Dataset records
_____
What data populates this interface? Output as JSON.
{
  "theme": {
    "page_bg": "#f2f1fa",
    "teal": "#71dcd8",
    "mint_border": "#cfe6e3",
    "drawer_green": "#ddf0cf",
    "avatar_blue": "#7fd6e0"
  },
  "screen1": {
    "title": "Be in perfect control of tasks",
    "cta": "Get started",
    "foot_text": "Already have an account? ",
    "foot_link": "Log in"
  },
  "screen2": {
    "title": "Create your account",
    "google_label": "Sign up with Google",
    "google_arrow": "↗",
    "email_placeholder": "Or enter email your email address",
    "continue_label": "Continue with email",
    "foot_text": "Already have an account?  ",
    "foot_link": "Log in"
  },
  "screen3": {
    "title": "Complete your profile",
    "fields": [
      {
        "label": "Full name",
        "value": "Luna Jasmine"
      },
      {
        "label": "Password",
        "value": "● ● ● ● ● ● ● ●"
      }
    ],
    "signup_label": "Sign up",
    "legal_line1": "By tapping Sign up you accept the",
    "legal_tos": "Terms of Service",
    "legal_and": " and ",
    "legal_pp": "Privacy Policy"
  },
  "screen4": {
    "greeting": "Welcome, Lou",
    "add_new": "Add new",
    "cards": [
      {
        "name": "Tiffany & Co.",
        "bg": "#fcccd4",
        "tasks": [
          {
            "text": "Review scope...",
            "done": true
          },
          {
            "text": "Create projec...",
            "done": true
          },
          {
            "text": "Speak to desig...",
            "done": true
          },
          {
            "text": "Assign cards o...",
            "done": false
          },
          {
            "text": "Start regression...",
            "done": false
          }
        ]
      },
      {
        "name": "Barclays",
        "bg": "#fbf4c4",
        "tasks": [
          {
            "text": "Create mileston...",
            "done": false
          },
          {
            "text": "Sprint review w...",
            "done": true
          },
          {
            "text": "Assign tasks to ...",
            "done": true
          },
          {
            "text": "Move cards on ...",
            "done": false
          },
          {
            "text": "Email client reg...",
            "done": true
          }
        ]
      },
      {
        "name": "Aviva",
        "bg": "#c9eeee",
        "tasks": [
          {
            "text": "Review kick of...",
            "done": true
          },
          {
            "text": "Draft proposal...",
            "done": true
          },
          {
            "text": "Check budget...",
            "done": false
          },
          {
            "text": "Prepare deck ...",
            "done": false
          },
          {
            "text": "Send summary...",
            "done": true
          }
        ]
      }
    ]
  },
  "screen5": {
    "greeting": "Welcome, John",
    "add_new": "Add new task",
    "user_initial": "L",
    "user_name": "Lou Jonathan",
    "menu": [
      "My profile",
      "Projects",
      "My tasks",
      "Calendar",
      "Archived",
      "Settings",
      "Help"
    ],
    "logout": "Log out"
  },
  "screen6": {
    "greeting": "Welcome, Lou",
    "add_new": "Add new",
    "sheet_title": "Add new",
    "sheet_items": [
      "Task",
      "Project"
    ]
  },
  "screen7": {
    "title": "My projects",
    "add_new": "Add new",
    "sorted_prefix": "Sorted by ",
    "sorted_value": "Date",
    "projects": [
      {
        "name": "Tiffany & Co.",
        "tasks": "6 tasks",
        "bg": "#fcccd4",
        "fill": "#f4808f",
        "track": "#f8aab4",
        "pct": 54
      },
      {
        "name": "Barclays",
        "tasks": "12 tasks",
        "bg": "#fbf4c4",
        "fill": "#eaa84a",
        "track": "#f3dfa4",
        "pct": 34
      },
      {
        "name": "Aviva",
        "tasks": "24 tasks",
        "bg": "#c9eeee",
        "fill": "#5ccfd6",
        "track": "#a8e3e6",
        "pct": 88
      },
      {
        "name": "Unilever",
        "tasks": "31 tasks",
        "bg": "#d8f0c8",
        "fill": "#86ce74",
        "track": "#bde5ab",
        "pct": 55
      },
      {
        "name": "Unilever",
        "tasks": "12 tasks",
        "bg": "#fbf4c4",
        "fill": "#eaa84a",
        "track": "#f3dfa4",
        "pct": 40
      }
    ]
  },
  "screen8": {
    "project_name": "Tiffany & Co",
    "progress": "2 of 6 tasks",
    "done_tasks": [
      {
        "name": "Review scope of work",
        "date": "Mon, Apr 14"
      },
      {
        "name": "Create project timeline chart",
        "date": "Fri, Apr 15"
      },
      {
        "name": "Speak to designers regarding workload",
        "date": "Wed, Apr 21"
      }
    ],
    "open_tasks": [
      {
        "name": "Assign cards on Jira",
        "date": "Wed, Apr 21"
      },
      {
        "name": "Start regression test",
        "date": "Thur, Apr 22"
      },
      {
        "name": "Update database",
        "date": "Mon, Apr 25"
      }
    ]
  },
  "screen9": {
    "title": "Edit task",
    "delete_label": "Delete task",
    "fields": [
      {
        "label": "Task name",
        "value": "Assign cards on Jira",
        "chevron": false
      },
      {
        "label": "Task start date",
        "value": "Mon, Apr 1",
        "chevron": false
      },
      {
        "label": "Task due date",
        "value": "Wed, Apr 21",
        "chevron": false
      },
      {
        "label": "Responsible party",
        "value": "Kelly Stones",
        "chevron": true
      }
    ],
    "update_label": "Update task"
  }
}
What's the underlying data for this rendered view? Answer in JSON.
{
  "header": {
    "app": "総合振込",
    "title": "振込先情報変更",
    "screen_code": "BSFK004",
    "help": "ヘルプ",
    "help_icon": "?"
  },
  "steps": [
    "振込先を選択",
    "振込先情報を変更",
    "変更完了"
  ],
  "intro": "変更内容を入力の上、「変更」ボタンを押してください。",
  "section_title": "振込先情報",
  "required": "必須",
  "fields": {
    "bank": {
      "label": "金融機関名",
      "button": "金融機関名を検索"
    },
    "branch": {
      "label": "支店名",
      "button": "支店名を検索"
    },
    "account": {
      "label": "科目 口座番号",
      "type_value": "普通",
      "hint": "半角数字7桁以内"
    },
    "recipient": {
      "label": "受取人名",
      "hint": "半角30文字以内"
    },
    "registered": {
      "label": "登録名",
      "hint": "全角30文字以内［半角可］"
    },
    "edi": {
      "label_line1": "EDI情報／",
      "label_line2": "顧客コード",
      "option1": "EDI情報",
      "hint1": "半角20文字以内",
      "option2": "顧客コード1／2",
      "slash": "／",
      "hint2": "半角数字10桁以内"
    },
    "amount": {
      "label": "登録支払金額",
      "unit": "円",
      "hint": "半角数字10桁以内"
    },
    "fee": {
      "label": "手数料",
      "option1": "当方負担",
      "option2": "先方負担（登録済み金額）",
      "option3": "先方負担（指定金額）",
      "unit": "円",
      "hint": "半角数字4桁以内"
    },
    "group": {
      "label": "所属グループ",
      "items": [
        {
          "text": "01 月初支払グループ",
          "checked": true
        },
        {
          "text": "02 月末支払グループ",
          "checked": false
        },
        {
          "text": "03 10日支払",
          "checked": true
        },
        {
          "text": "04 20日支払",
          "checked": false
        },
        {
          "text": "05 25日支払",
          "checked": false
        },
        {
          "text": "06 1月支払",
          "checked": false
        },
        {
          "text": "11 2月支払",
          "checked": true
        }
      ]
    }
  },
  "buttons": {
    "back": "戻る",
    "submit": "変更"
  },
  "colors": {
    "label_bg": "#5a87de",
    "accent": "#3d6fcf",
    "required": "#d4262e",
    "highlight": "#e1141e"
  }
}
_____
#### What to produce
Please copy out each record, character for character.

#### Result for this task
What data populates this interface? Output as JSON.
{
  "theme": {
    "page_bg": "#f2f1fa",
    "teal": "#71dcd8",
    "mint_border": "#cfe6e3",
    "drawer_green": "#ddf0cf",
    "avatar_blue": "#7fd6e0"
  },
  "screen1": {
    "title": "Be in perfect control of tasks",
    "cta": "Get started",
    "foot_text": "Already have an account? ",
    "foot_link": "Log in"
  },
  "screen2": {
    "title": "Create your account",
    "google_label": "Sign up with Google",
    "google_arrow": "↗",
    "email_placeholder": "Or enter email your email address",
    "continue_label": "Continue with email",
    "foot_text": "Already have an account?  ",
    "foot_link": "Log in"
  },
  "screen3": {
    "title": "Complete your profile",
    "fields": [
      {
        "label": "Full name",
        "value": "Luna Jasmine"
      },
      {
        "label": "Password",
        "value": "● ● ● ● ● ● ● ●"
      }
    ],
    "signup_label": "Sign up",
    "legal_line1": "By tapping Sign up you accept the",
    "legal_tos": "Terms of Service",
    "legal_and": " and ",
    "legal_pp": "Privacy Policy"
  },
  "screen4": {
    "greeting": "Welcome, Lou",
    "add_new": "Add new",
    "cards": [
      {
        "name": "Tiffany & Co.",
        "bg": "#fcccd4",
        "tasks": [
          {
            "text": "Review scope...",
            "done": true
          },
          {
            "text": "Create projec...",
            "done": true
          },
          {
            "text": "Speak to desig...",
            "done": true
          },
          {
            "text": "Assign cards o...",
            "done": false
          },
          {
            "text": "Start regression...",
            "done": false
          }
        ]
      },
      {
        "name": "Barclays",
        "bg": "#fbf4c4",
        "tasks": [
          {
            "text": "Create mileston...",
            "done": false
          },
          {
            "text": "Sprint review w...",
            "done": true
          },
          {
            "text": "Assign tasks to ...",
            "done": true
          },
          {
            "text": "Move cards on ...",
            "done": false
          },
          {
            "text": "Email client reg...",
            "done": true
          }
        ]
      },
      {
        "name": "Aviva",
        "bg": "#c9eeee",
        "tasks": [
          {
            "text": "Review kick of...",
            "done": true
          },
          {
            "text": "Draft proposal...",
            "done": true
          },
          {
            "text": "Check budget...",
            "done": false
          },
          {
            "text": "Prepare deck ...",
            "done": false
          },
          {
            "text": "Send summary...",
            "done": true
          }
        ]
      }
    ]
  },
  "screen5": {
    "greeting": "Welcome, John",
    "add_new": "Add new task",
    "user_initial": "L",
    "user_name": "Lou Jonathan",
    "menu": [
      "My profile",
      "Projects",
      "My tasks",
      "Calendar",
      "Archived",
      "Settings",
      "Help"
    ],
    "logout": "Log out"
  },
  "screen6": {
    "greeting": "Welcome, Lou",
    "add_new": "Add new",
    "sheet_title": "Add new",
    "sheet_items": [
      "Task",
      "Project"
    ]
  },
  "screen7": {
    "title": "My projects",
    "add_new": "Add new",
    "sorted_prefix": "Sorted by ",
    "sorted_value": "Date",
    "projects": [
      {
        "name": "Tiffany & Co.",
        "tasks": "6 tasks",
        "bg": "#fcccd4",
        "fill": "#f4808f",
        "track": "#f8aab4",
        "pct": 54
      },
      {
        "name": "Barclays",
        "tasks": "12 tasks",
        "bg": "#fbf4c4",
        "fill": "#eaa84a",
        "track": "#f3dfa4",
        "pct": 34
      },
      {
        "name": "Aviva",
        "tasks": "24 tasks",
        "bg": "#c9eeee",
        "fill": "#5ccfd6",
        "track": "#a8e3e6",
        "pct": 88
      },
      {
        "name": "Unilever",
        "tasks": "31 tasks",
        "bg": "#d8f0c8",
        "fill": "#86ce74",
        "track": "#bde5ab",
        "pct": 55
      },
      {
        "name": "Unilever",
        "tasks": "12 tasks",
        "bg": "#fbf4c4",
        "fill": "#eaa84a",
        "track": "#f3dfa4",
        "pct": 40
      }
    ]
  },
  "screen8": {
    "project_name": "Tiffany & Co",
    "progress": "2 of 6 tasks",
    "done_tasks": [
      {
        "name": "Review scope of work",
        "date": "Mon, Apr 14"
      },
      {
        "name": "Create project timeline chart",
        "date": "Fri, Apr 15"
      },
      {
        "name": "Speak to designers regarding workload",
        "date": "Wed, Apr 21"
      }
    ],
    "open_tasks": [
      {
        "name": "Assign cards on Jira",
        "date": "Wed, Apr 21"
      },
      {
        "name": "Start regression test",
        "date": "Thur, Apr 22"
      },
      {
        "name": "Update database",
        "date": "Mon, Apr 25"
      }
    ]
  },
  "screen9": {
    "title": "Edit task",
    "delete_label": "Delete task",
    "fields": [
      {
        "label": "Task name",
        "value": "Assign cards on Jira",
        "chevron": false
      },
      {
        "label": "Task start date",
        "value": "Mon, Apr 1",
        "chevron": false
      },
      {
        "label": "Task due date",
        "value": "Wed, Apr 21",
        "chevron": false
      },
      {
        "label": "Responsible party",
        "value": "Kelly Stones",
        "chevron": true
      }
    ],
    "update_label": "Update task"
  }
}
What's the underlying data for this rendered view? Answer in JSON.
{
  "header": {
    "app": "総合振込",
    "title": "振込先情報変更",
    "screen_code": "BSFK004",
    "help": "ヘルプ",
    "help_icon": "?"
  },
  "steps": [
    "振込先を選択",
    "振込先情報を変更",
    "変更完了"
  ],
  "intro": "変更内容を入力の上、「変更」ボタンを押してください。",
  "section_title": "振込先情報",
  "required": "必須",
  "fields": {
    "bank": {
      "label": "金融機関名",
      "button": "金融機関名を検索"
    },
    "branch": {
      "label": "支店名",
      "button": "支店名を検索"
    },
    "account": {
      "label": "科目 口座番号",
      "type_value": "普通",
      "hint": "半角数字7桁以内"
    },
    "recipient": {
      "label": "受取人名",
      "hint": "半角30文字以内"
    },
    "registered": {
      "label": "登録名",
      "hint": "全角30文字以内［半角可］"
    },
    "edi": {
      "label_line1": "EDI情報／",
      "label_line2": "顧客コード",
      "option1": "EDI情報",
      "hint1": "半角20文字以内",
      "option2": "顧客コード1／2",
      "slash": "／",
      "hint2": "半角数字10桁以内"
    },
    "amount": {
      "label": "登録支払金額",
      "unit": "円",
      "hint": "半角数字10桁以内"
    },
    "fee": {
      "label": "手数料",
      "option1": "当方負担",
      "option2": "先方負担（登録済み金額）",
      "option3": "先方負担（指定金額）",
      "unit": "円",
      "hint": "半角数字4桁以内"
    },
    "group": {
      "label": "所属グループ",
      "items": [
        {
          "text": "01 月初支払グループ",
          "checked": true
        },
        {
          "text": "02 月末支払グループ",
          "checked": false
        },
        {
          "text": "03 10日支払",
          "checked": true
        },
        {
          "text": "04 20日支払",
          "checked": false
        },
        {
          "text": "05 25日支払",
          "checked": false
        },
        {
          "text": "06 1月支払",
          "checked": false
        },
        {
          "text": "11 2月支払",
          "checked": true
        }
      ]
    }
  },
  "buttons": {
    "back": "戻る",
    "submit": "変更"
  },
  "colors": {
    "label_bg": "#5a87de",
    "accent": "#3d6fcf",
    "required": "#d4262e",
    "highlight": "#e1141e"
  }
}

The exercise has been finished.